## WRITTEN REQUEST
Copy out the listing that follows exactly, dropping every picture.

↓↓↓

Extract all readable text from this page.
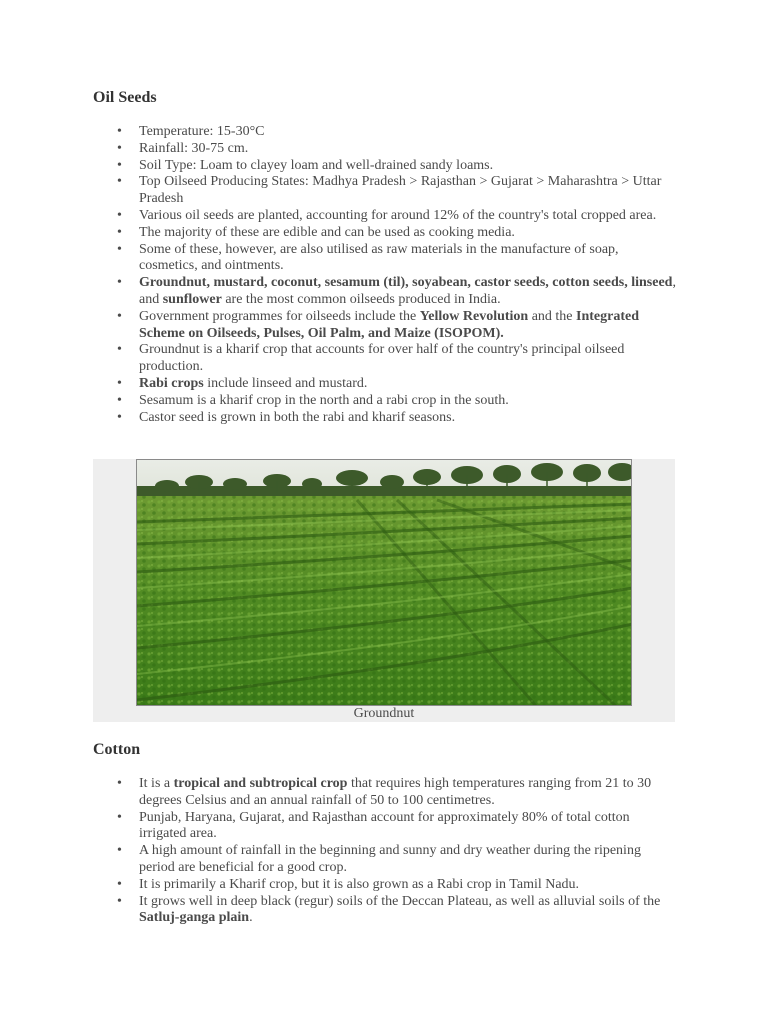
Oil Seeds
• Temperature: 15-30°C
• Rainfall: 30-75 cm.
• Soil Type: Loam to clayey loam and well-drained sandy loams.
• Top Oilseed Producing States: Madhya Pradesh > Rajasthan > Gujarat > Maharashtra > Uttar Pradesh
• Various oil seeds are planted, accounting for around 12% of the country's total cropped area.
• The majority of these are edible and can be used as cooking media.
• Some of these, however, are also utilised as raw materials in the manufacture of soap, cosmetics, and ointments.
• Groundnut, mustard, coconut, sesamum (til), soyabean, castor seeds, cotton seeds, linseed, and sunflower are the most common oilseeds produced in India.
• Government programmes for oilseeds include the Yellow Revolution and the Integrated Scheme on Oilseeds, Pulses, Oil Palm, and Maize (ISOPOM).
• Groundnut is a kharif crop that accounts for over half of the country's principal oilseed production.
• Rabi crops include linseed and mustard.
• Sesamum is a kharif crop in the north and a rabi crop in the south.
• Castor seed is grown in both the rabi and kharif seasons.
Groundnut
Cotton
• It is a tropical and subtropical crop that requires high temperatures ranging from 21 to 30 degrees Celsius and an annual rainfall of 50 to 100 centimetres.
• Punjab, Haryana, Gujarat, and Rajasthan account for approximately 80% of total cotton irrigated area.
• A high amount of rainfall in the beginning and sunny and dry weather during the ripening period are beneficial for a good crop.
• It is primarily a Kharif crop, but it is also grown as a Rabi crop in Tamil Nadu.
• It grows well in deep black (regur) soils of the Deccan Plateau, as well as alluvial soils of the Satluj-ganga plain.
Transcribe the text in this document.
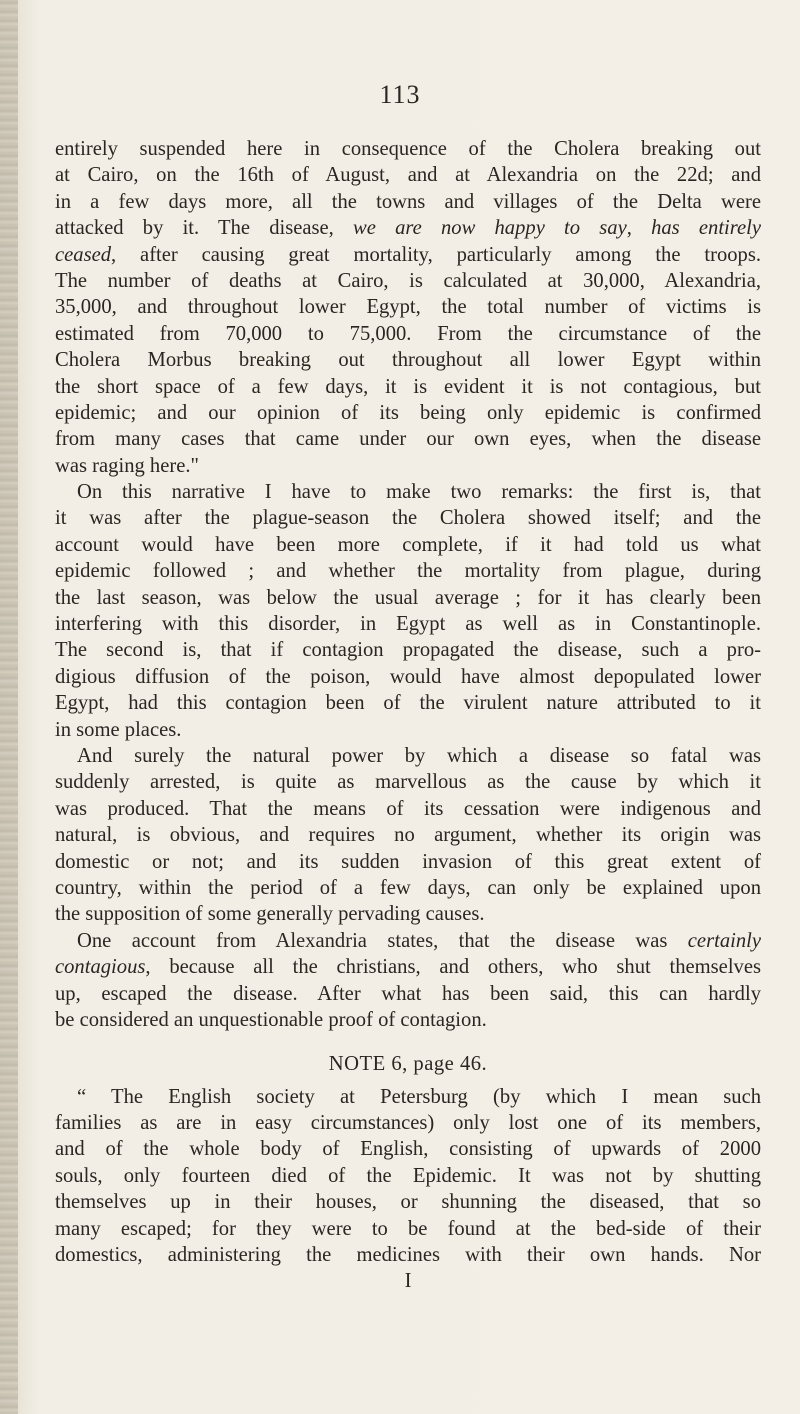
113
entirely suspended here in consequence of the Cholera breaking out
at Cairo, on the 16th of August, and at Alexandria on the 22d; and
in a few days more, all the towns and villages of the Delta were
attacked by it. The disease, we are now happy to say, has entirely
ceased, after causing great mortality, particularly among the troops.
The number of deaths at Cairo, is calculated at 30,000, Alexandria,
35,000, and throughout lower Egypt, the total number of victims is
estimated from 70,000 to 75,000. From the circumstance of the
Cholera Morbus breaking out throughout all lower Egypt within
the short space of a few days, it is evident it is not contagious, but
epidemic; and our opinion of its being only epidemic is confirmed
from many cases that came under our own eyes, when the disease
was raging here."
On this narrative I have to make two remarks: the first is, that
it was after the plague-season the Cholera showed itself; and the
account would have been more complete, if it had told us what
epidemic followed ; and whether the mortality from plague, during
the last season, was below the usual average ; for it has clearly been
interfering with this disorder, in Egypt as well as in Constantinople.
The second is, that if contagion propagated the disease, such a pro-
digious diffusion of the poison, would have almost depopulated lower
Egypt, had this contagion been of the virulent nature attributed to it
in some places.
And surely the natural power by which a disease so fatal was
suddenly arrested, is quite as marvellous as the cause by which it
was produced. That the means of its cessation were indigenous and
natural, is obvious, and requires no argument, whether its origin was
domestic or not; and its sudden invasion of this great extent of
country, within the period of a few days, can only be explained upon
the supposition of some generally pervading causes.
One account from Alexandria states, that the disease was certainly
contagious, because all the christians, and others, who shut themselves
up, escaped the disease. After what has been said, this can hardly
be considered an unquestionable proof of contagion.
NOTE 6, page 46.
“ The English society at Petersburg (by which I mean such
families as are in easy circumstances) only lost one of its members,
and of the whole body of English, consisting of upwards of 2000
souls, only fourteen died of the Epidemic. It was not by shutting
themselves up in their houses, or shunning the diseased, that so
many escaped; for they were to be found at the bed-side of their
domestics, administering the medicines with their own hands. Nor
I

↑↑↑

## EXPECTED OUTPUT
Extract all readable text from this page.
Oil Seeds
• Temperature: 15-30°C
• Rainfall: 30-75 cm.
• Soil Type: Loam to clayey loam and well-drained sandy loams.
• Top Oilseed Producing States: Madhya Pradesh > Rajasthan > Gujarat > Maharashtra > Uttar Pradesh
• Various oil seeds are planted, accounting for around 12% of the country's total cropped area.
• The majority of these are edible and can be used as cooking media.
• Some of these, however, are also utilised as raw materials in the manufacture of soap, cosmetics, and ointments.
• Groundnut, mustard, coconut, sesamum (til), soyabean, castor seeds, cotton seeds, linseed, and sunflower are the most common oilseeds produced in India.
• Government programmes for oilseeds include the Yellow Revolution and the Integrated Scheme on Oilseeds, Pulses, Oil Palm, and Maize (ISOPOM).
• Groundnut is a kharif crop that accounts for over half of the country's principal oilseed production.
• Rabi crops include linseed and mustard.
• Sesamum is a kharif crop in the north and a rabi crop in the south.
• Castor seed is grown in both the rabi and kharif seasons.
Groundnut
Cotton
• It is a tropical and subtropical crop that requires high temperatures ranging from 21 to 30 degrees Celsius and an annual rainfall of 50 to 100 centimetres.
• Punjab, Haryana, Gujarat, and Rajasthan account for approximately 80% of total cotton irrigated area.
• A high amount of rainfall in the beginning and sunny and dry weather during the ripening period are beneficial for a good crop.
• It is primarily a Kharif crop, but it is also grown as a Rabi crop in Tamil Nadu.
• It grows well in deep black (regur) soils of the Deccan Plateau, as well as alluvial soils of the Satluj-ganga plain.
Transcribe the text in this document.
113
entirely suspended here in consequence of the Cholera breaking out
at Cairo, on the 16th of August, and at Alexandria on the 22d; and
in a few days more, all the towns and villages of the Delta were
attacked by it. The disease, we are now happy to say, has entirely
ceased, after causing great mortality, particularly among the troops.
The number of deaths at Cairo, is calculated at 30,000, Alexandria,
35,000, and throughout lower Egypt, the total number of victims is
estimated from 70,000 to 75,000. From the circumstance of the
Cholera Morbus breaking out throughout all lower Egypt within
the short space of a few days, it is evident it is not contagious, but
epidemic; and our opinion of its being only epidemic is confirmed
from many cases that came under our own eyes, when the disease
was raging here."
On this narrative I have to make two remarks: the first is, that
it was after the plague-season the Cholera showed itself; and the
account would have been more complete, if it had told us what
epidemic followed ; and whether the mortality from plague, during
the last season, was below the usual average ; for it has clearly been
interfering with this disorder, in Egypt as well as in Constantinople.
The second is, that if contagion propagated the disease, such a pro-
digious diffusion of the poison, would have almost depopulated lower
Egypt, had this contagion been of the virulent nature attributed to it
in some places.
And surely the natural power by which a disease so fatal was
suddenly arrested, is quite as marvellous as the cause by which it
was produced. That the means of its cessation were indigenous and
natural, is obvious, and requires no argument, whether its origin was
domestic or not; and its sudden invasion of this great extent of
country, within the period of a few days, can only be explained upon
the supposition of some generally pervading causes.
One account from Alexandria states, that the disease was certainly
contagious, because all the christians, and others, who shut themselves
up, escaped the disease. After what has been said, this can hardly
be considered an unquestionable proof of contagion.
NOTE 6, page 46.
“ The English society at Petersburg (by which I mean such
families as are in easy circumstances) only lost one of its members,
and of the whole body of English, consisting of upwards of 2000
souls, only fourteen died of the Epidemic. It was not by shutting
themselves up in their houses, or shunning the diseased, that so
many escaped; for they were to be found at the bed-side of their
domestics, administering the medicines with their own hands. Nor
I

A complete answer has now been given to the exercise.